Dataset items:
····················

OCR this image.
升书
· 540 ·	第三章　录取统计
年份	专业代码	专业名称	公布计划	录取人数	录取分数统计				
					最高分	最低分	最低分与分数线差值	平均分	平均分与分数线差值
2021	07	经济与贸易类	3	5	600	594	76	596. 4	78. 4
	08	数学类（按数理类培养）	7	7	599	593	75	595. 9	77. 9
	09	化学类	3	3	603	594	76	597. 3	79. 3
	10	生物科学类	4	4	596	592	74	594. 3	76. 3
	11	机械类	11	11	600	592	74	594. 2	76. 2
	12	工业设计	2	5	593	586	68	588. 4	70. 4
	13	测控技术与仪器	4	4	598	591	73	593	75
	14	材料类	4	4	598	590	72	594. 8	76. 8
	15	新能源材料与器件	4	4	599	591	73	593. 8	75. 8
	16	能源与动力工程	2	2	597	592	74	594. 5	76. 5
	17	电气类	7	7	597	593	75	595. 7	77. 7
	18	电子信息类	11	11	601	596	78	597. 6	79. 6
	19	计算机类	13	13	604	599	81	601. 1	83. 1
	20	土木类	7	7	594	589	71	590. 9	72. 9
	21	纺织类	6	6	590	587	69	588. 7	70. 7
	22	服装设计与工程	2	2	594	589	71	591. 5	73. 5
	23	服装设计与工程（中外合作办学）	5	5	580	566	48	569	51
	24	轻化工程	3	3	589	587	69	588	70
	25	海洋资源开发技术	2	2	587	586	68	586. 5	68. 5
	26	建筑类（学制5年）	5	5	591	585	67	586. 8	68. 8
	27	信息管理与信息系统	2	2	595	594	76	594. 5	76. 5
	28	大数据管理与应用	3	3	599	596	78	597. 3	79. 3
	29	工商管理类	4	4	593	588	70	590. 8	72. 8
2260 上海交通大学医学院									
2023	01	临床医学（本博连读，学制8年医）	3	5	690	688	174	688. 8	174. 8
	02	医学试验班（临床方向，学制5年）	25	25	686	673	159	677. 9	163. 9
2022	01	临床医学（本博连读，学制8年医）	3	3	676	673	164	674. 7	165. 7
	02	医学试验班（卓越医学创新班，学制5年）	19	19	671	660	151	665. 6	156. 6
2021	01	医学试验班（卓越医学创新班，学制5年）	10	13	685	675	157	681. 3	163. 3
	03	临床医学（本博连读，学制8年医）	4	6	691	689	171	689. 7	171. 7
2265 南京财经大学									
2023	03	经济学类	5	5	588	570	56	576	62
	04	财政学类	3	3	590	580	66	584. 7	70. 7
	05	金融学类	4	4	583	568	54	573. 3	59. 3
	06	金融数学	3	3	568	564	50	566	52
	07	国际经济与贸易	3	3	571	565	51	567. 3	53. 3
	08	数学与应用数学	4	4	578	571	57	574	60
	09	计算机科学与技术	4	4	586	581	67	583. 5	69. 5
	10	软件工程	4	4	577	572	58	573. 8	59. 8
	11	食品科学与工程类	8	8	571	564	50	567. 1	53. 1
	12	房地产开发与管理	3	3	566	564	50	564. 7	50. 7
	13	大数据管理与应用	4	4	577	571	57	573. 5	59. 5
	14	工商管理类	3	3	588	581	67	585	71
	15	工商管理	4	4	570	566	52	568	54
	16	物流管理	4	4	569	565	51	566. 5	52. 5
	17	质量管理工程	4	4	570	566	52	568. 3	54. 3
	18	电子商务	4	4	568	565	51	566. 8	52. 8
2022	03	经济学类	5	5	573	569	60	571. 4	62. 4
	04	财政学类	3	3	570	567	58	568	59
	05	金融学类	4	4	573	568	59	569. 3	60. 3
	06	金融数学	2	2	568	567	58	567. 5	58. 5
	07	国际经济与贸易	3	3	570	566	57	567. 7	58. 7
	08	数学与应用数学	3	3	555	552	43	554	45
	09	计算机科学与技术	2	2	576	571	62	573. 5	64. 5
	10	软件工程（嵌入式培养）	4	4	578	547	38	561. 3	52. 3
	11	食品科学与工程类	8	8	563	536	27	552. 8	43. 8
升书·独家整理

····················

EXERCISE DETAILS: Of all the lines in the entries, how many contain the word "食品科学与工程类"? Give only the number.

WRITTEN RESPONSE: 2